§ **TASK DIRECTIONS**:
Show all lines of the listing that hold the word "text".
===== DATASET
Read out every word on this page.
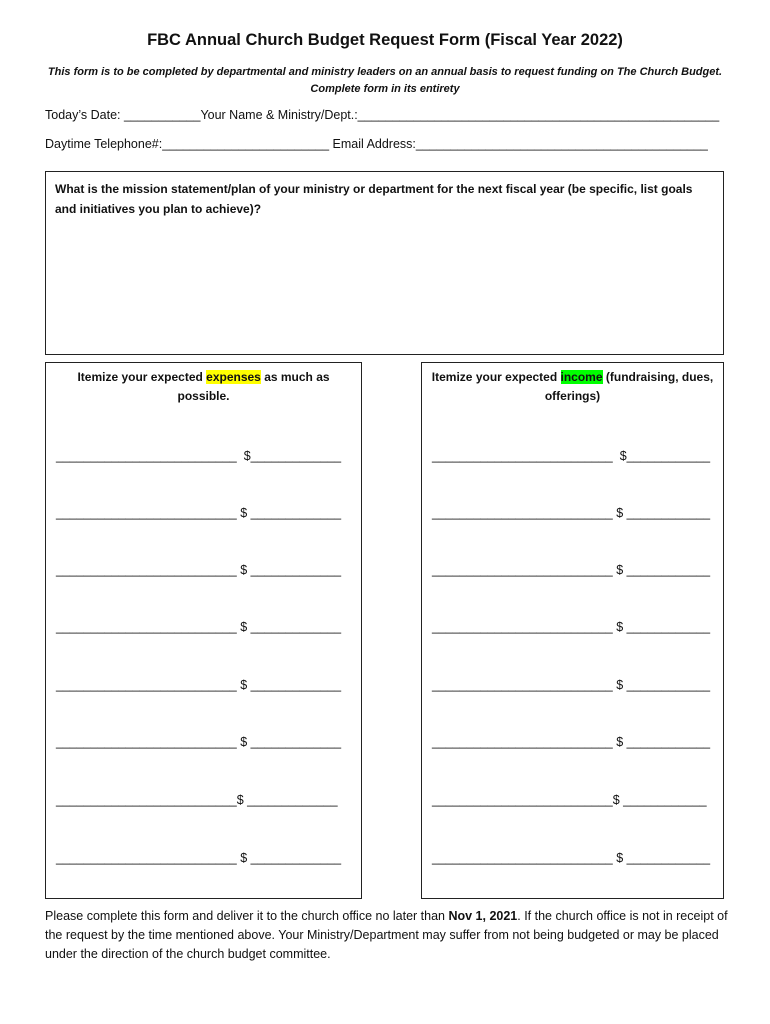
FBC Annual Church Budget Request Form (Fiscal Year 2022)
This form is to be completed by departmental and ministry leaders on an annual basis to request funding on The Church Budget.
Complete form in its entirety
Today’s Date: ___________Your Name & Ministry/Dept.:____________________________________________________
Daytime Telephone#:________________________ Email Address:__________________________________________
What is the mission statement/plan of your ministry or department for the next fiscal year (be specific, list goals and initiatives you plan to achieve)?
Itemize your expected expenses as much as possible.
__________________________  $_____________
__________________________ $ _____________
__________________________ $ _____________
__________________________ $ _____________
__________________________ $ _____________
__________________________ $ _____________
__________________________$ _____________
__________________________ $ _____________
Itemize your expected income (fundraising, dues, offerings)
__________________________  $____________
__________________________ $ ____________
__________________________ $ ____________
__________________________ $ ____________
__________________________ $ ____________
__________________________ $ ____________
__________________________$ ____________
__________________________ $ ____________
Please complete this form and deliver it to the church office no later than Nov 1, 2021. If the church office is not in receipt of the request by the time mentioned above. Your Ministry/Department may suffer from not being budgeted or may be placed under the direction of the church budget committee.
==========
===== DATASET
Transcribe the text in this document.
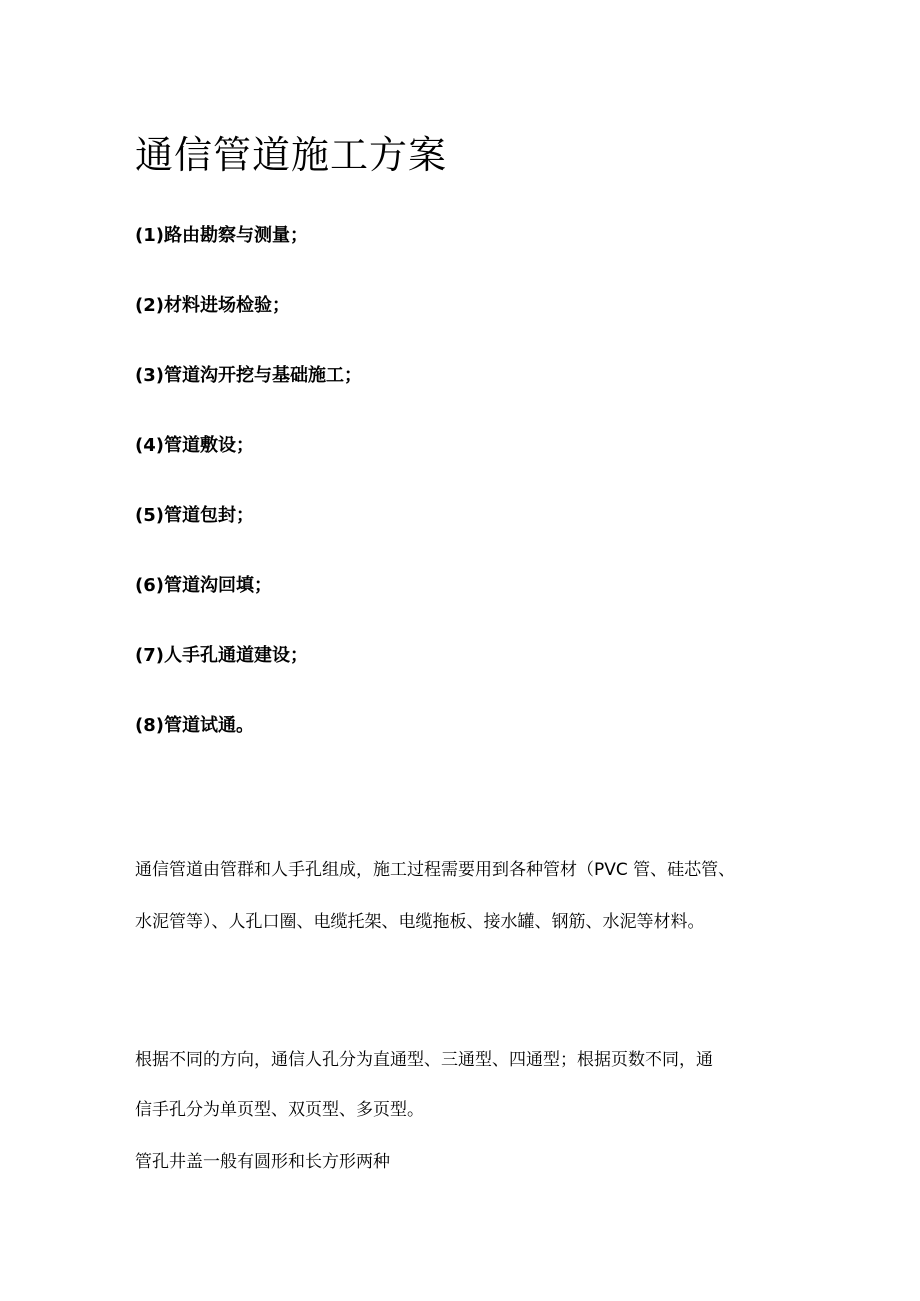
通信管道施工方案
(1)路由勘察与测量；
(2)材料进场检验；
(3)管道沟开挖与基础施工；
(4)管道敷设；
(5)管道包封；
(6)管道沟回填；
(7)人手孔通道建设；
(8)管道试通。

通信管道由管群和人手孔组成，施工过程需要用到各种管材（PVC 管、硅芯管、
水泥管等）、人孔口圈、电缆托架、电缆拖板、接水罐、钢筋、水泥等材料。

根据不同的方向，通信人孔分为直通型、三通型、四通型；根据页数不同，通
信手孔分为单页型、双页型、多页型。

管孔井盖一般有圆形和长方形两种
==========
===== DATASET
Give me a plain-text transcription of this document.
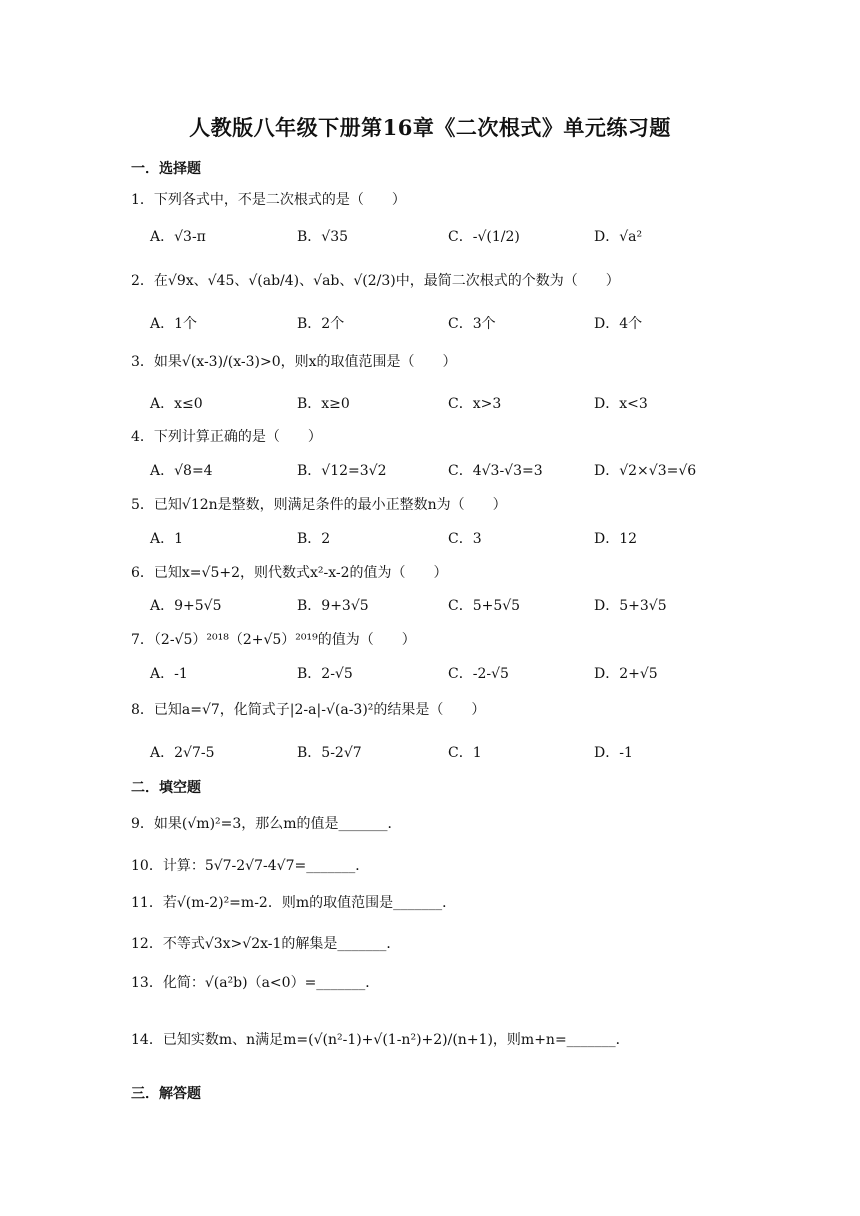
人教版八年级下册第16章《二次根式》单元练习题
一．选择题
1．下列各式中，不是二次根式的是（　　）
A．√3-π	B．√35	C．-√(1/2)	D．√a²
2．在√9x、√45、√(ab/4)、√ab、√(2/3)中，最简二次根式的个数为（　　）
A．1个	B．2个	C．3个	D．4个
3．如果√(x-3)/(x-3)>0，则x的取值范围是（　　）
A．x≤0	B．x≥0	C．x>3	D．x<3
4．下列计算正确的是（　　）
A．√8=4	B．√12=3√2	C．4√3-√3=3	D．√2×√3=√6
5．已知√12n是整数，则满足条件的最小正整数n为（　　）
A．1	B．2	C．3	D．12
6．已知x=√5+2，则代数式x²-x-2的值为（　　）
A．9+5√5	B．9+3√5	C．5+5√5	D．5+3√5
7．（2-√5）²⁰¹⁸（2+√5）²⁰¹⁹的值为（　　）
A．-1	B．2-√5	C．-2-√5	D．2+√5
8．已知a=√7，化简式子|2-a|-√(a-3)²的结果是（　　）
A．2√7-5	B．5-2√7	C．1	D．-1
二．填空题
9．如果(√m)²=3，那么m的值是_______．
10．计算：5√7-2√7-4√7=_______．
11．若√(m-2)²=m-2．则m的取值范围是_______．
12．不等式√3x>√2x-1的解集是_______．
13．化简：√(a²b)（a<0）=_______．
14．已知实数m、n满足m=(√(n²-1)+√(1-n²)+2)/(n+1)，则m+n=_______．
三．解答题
==========
§ **ANSWER TO THE PROBLEM**:
Transcribe the text in this document.
Give me a plain-text transcription of this document.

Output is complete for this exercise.